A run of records

--- START ---

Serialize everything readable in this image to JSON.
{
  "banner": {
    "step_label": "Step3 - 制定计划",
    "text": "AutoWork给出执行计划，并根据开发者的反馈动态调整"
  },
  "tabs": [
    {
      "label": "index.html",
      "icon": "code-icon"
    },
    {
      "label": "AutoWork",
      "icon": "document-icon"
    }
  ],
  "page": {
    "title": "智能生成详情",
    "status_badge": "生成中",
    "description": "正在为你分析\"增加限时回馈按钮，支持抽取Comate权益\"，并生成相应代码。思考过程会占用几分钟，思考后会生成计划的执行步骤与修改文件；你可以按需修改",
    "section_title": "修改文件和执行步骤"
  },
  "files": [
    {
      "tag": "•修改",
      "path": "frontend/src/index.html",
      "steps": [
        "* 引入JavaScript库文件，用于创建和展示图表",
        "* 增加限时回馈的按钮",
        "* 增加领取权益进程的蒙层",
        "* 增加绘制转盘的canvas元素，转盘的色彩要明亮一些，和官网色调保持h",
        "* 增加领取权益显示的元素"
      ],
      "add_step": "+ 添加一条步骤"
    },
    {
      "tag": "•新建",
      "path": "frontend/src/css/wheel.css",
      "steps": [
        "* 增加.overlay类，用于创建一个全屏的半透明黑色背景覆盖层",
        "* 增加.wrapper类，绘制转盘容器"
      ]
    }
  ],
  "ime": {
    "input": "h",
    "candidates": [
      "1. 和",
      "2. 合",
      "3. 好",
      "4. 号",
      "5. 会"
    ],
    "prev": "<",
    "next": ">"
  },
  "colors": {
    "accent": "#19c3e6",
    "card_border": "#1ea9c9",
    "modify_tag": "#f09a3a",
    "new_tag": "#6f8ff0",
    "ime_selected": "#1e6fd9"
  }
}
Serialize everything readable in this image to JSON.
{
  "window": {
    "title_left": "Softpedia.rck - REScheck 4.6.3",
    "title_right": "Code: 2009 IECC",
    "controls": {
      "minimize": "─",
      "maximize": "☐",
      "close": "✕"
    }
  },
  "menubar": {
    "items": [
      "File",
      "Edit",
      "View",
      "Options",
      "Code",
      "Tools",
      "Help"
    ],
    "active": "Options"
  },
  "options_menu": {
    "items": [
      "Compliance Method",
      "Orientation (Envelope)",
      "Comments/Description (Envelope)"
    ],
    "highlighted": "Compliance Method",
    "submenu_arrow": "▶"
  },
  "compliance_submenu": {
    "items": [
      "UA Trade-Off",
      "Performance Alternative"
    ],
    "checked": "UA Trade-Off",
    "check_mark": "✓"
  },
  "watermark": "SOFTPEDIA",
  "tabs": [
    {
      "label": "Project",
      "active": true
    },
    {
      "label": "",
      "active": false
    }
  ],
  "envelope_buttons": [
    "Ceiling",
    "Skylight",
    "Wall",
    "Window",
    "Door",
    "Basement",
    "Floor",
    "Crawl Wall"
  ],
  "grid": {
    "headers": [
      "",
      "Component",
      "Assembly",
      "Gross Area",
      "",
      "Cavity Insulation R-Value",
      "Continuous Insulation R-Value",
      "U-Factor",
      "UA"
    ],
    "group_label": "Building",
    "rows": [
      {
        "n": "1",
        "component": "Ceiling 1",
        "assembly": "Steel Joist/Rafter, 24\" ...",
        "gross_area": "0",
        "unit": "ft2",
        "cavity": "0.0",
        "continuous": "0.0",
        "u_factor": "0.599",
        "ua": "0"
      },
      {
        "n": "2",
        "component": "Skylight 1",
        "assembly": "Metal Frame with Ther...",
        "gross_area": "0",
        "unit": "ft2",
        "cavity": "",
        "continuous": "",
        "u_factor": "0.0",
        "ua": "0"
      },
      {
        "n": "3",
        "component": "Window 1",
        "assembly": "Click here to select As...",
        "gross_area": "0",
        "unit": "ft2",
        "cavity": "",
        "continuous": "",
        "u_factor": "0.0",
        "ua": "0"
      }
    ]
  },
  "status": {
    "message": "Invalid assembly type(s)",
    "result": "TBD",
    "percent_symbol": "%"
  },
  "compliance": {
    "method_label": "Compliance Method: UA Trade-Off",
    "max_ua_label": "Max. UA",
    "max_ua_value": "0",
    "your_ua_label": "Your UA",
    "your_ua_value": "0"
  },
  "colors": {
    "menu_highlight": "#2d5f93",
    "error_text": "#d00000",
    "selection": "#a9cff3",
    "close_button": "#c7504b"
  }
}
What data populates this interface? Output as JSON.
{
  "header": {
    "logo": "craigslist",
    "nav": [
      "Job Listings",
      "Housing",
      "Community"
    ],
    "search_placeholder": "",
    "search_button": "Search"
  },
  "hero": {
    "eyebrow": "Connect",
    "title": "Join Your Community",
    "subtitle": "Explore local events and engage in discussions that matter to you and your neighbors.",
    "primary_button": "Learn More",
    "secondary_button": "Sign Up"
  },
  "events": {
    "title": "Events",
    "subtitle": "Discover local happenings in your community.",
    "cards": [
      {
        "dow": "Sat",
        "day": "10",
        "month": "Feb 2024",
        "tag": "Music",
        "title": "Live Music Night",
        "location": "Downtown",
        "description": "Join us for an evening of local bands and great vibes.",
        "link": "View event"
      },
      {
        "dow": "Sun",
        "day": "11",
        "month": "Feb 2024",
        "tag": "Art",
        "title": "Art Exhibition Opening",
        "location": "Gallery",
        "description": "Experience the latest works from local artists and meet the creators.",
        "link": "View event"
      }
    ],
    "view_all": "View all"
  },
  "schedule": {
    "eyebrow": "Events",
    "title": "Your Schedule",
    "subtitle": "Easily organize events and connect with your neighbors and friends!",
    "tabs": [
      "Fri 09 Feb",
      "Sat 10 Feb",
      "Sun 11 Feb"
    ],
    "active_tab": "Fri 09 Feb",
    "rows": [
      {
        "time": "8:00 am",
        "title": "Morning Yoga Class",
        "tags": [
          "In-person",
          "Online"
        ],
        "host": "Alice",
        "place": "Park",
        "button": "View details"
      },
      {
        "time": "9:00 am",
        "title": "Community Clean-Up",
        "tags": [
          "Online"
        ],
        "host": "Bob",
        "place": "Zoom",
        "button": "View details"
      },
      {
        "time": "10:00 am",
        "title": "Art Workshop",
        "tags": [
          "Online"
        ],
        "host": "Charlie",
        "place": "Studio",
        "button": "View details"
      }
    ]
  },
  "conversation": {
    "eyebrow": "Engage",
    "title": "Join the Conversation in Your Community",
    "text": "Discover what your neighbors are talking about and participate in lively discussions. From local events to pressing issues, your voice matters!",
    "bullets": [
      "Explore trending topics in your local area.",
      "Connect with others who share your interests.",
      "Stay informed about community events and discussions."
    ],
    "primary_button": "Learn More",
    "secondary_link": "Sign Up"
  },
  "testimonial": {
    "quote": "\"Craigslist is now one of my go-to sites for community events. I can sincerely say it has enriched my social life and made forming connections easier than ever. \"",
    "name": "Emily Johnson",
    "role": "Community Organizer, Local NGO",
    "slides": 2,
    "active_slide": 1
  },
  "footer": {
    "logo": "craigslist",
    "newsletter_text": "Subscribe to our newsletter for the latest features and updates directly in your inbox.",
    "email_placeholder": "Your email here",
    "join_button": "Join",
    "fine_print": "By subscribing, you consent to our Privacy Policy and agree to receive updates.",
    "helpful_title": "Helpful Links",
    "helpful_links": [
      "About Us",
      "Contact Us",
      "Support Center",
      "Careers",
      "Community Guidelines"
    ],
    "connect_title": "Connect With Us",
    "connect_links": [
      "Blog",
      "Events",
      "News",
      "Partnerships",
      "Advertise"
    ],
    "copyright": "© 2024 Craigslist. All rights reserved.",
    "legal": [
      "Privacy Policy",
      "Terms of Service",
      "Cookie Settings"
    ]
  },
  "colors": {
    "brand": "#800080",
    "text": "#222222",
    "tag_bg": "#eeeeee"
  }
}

--- END ---

▶ BRIEF
Please reproduce each line exactly as written.

▶ ANSWER TO THE EXERCISE
Serialize everything readable in this image to JSON.
{
  "banner": {
    "step_label": "Step3 - 制定计划",
    "text": "AutoWork给出执行计划，并根据开发者的反馈动态调整"
  },
  "tabs": [
    {
      "label": "index.html",
      "icon": "code-icon"
    },
    {
      "label": "AutoWork",
      "icon": "document-icon"
    }
  ],
  "page": {
    "title": "智能生成详情",
    "status_badge": "生成中",
    "description": "正在为你分析\"增加限时回馈按钮，支持抽取Comate权益\"，并生成相应代码。思考过程会占用几分钟，思考后会生成计划的执行步骤与修改文件；你可以按需修改",
    "section_title": "修改文件和执行步骤"
  },
  "files": [
    {
      "tag": "•修改",
      "path": "frontend/src/index.html",
      "steps": [
        "* 引入JavaScript库文件，用于创建和展示图表",
        "* 增加限时回馈的按钮",
        "* 增加领取权益进程的蒙层",
        "* 增加绘制转盘的canvas元素，转盘的色彩要明亮一些，和官网色调保持h",
        "* 增加领取权益显示的元素"
      ],
      "add_step": "+ 添加一条步骤"
    },
    {
      "tag": "•新建",
      "path": "frontend/src/css/wheel.css",
      "steps": [
        "* 增加.overlay类，用于创建一个全屏的半透明黑色背景覆盖层",
        "* 增加.wrapper类，绘制转盘容器"
      ]
    }
  ],
  "ime": {
    "input": "h",
    "candidates": [
      "1. 和",
      "2. 合",
      "3. 好",
      "4. 号",
      "5. 会"
    ],
    "prev": "<",
    "next": ">"
  },
  "colors": {
    "accent": "#19c3e6",
    "card_border": "#1ea9c9",
    "modify_tag": "#f09a3a",
    "new_tag": "#6f8ff0",
    "ime_selected": "#1e6fd9"
  }
}
Serialize everything readable in this image to JSON.
{
  "window": {
    "title_left": "Softpedia.rck - REScheck 4.6.3",
    "title_right": "Code: 2009 IECC",
    "controls": {
      "minimize": "─",
      "maximize": "☐",
      "close": "✕"
    }
  },
  "menubar": {
    "items": [
      "File",
      "Edit",
      "View",
      "Options",
      "Code",
      "Tools",
      "Help"
    ],
    "active": "Options"
  },
  "options_menu": {
    "items": [
      "Compliance Method",
      "Orientation (Envelope)",
      "Comments/Description (Envelope)"
    ],
    "highlighted": "Compliance Method",
    "submenu_arrow": "▶"
  },
  "compliance_submenu": {
    "items": [
      "UA Trade-Off",
      "Performance Alternative"
    ],
    "checked": "UA Trade-Off",
    "check_mark": "✓"
  },
  "watermark": "SOFTPEDIA",
  "tabs": [
    {
      "label": "Project",
      "active": true
    },
    {
      "label": "",
      "active": false
    }
  ],
  "envelope_buttons": [
    "Ceiling",
    "Skylight",
    "Wall",
    "Window",
    "Door",
    "Basement",
    "Floor",
    "Crawl Wall"
  ],
  "grid": {
    "headers": [
      "",
      "Component",
      "Assembly",
      "Gross Area",
      "",
      "Cavity Insulation R-Value",
      "Continuous Insulation R-Value",
      "U-Factor",
      "UA"
    ],
    "group_label": "Building",
    "rows": [
      {
        "n": "1",
        "component": "Ceiling 1",
        "assembly": "Steel Joist/Rafter, 24\" ...",
        "gross_area": "0",
        "unit": "ft2",
        "cavity": "0.0",
        "continuous": "0.0",
        "u_factor": "0.599",
        "ua": "0"
      },
      {
        "n": "2",
        "component": "Skylight 1",
        "assembly": "Metal Frame with Ther...",
        "gross_area": "0",
        "unit": "ft2",
        "cavity": "",
        "continuous": "",
        "u_factor": "0.0",
        "ua": "0"
      },
      {
        "n": "3",
        "component": "Window 1",
        "assembly": "Click here to select As...",
        "gross_area": "0",
        "unit": "ft2",
        "cavity": "",
        "continuous": "",
        "u_factor": "0.0",
        "ua": "0"
      }
    ]
  },
  "status": {
    "message": "Invalid assembly type(s)",
    "result": "TBD",
    "percent_symbol": "%"
  },
  "compliance": {
    "method_label": "Compliance Method: UA Trade-Off",
    "max_ua_label": "Max. UA",
    "max_ua_value": "0",
    "your_ua_label": "Your UA",
    "your_ua_value": "0"
  },
  "colors": {
    "menu_highlight": "#2d5f93",
    "error_text": "#d00000",
    "selection": "#a9cff3",
    "close_button": "#c7504b"
  }
}
What data populates this interface? Output as JSON.
{
  "header": {
    "logo": "craigslist",
    "nav": [
      "Job Listings",
      "Housing",
      "Community"
    ],
    "search_placeholder": "",
    "search_button": "Search"
  },
  "hero": {
    "eyebrow": "Connect",
    "title": "Join Your Community",
    "subtitle": "Explore local events and engage in discussions that matter to you and your neighbors.",
    "primary_button": "Learn More",
    "secondary_button": "Sign Up"
  },
  "events": {
    "title": "Events",
    "subtitle": "Discover local happenings in your community.",
    "cards": [
      {
        "dow": "Sat",
        "day": "10",
        "month": "Feb 2024",
        "tag": "Music",
        "title": "Live Music Night",
        "location": "Downtown",
        "description": "Join us for an evening of local bands and great vibes.",
        "link": "View event"
      },
      {
        "dow": "Sun",
        "day": "11",
        "month": "Feb 2024",
        "tag": "Art",
        "title": "Art Exhibition Opening",
        "location": "Gallery",
        "description": "Experience the latest works from local artists and meet the creators.",
        "link": "View event"
      }
    ],
    "view_all": "View all"
  },
  "schedule": {
    "eyebrow": "Events",
    "title": "Your Schedule",
    "subtitle": "Easily organize events and connect with your neighbors and friends!",
    "tabs": [
      "Fri 09 Feb",
      "Sat 10 Feb",
      "Sun 11 Feb"
    ],
    "active_tab": "Fri 09 Feb",
    "rows": [
      {
        "time": "8:00 am",
        "title": "Morning Yoga Class",
        "tags": [
          "In-person",
          "Online"
        ],
        "host": "Alice",
        "place": "Park",
        "button": "View details"
      },
      {
        "time": "9:00 am",
        "title": "Community Clean-Up",
        "tags": [
          "Online"
        ],
        "host": "Bob",
        "place": "Zoom",
        "button": "View details"
      },
      {
        "time": "10:00 am",
        "title": "Art Workshop",
        "tags": [
          "Online"
        ],
        "host": "Charlie",
        "place": "Studio",
        "button": "View details"
      }
    ]
  },
  "conversation": {
    "eyebrow": "Engage",
    "title": "Join the Conversation in Your Community",
    "text": "Discover what your neighbors are talking about and participate in lively discussions. From local events to pressing issues, your voice matters!",
    "bullets": [
      "Explore trending topics in your local area.",
      "Connect with others who share your interests.",
      "Stay informed about community events and discussions."
    ],
    "primary_button": "Learn More",
    "secondary_link": "Sign Up"
  },
  "testimonial": {
    "quote": "\"Craigslist is now one of my go-to sites for community events. I can sincerely say it has enriched my social life and made forming connections easier than ever. \"",
    "name": "Emily Johnson",
    "role": "Community Organizer, Local NGO",
    "slides": 2,
    "active_slide": 1
  },
  "footer": {
    "logo": "craigslist",
    "newsletter_text": "Subscribe to our newsletter for the latest features and updates directly in your inbox.",
    "email_placeholder": "Your email here",
    "join_button": "Join",
    "fine_print": "By subscribing, you consent to our Privacy Policy and agree to receive updates.",
    "helpful_title": "Helpful Links",
    "helpful_links": [
      "About Us",
      "Contact Us",
      "Support Center",
      "Careers",
      "Community Guidelines"
    ],
    "connect_title": "Connect With Us",
    "connect_links": [
      "Blog",
      "Events",
      "News",
      "Partnerships",
      "Advertise"
    ],
    "copyright": "© 2024 Craigslist. All rights reserved.",
    "legal": [
      "Privacy Policy",
      "Terms of Service",
      "Cookie Settings"
    ]
  },
  "colors": {
    "brand": "#800080",
    "text": "#222222",
    "tag_bg": "#eeeeee"
  }
}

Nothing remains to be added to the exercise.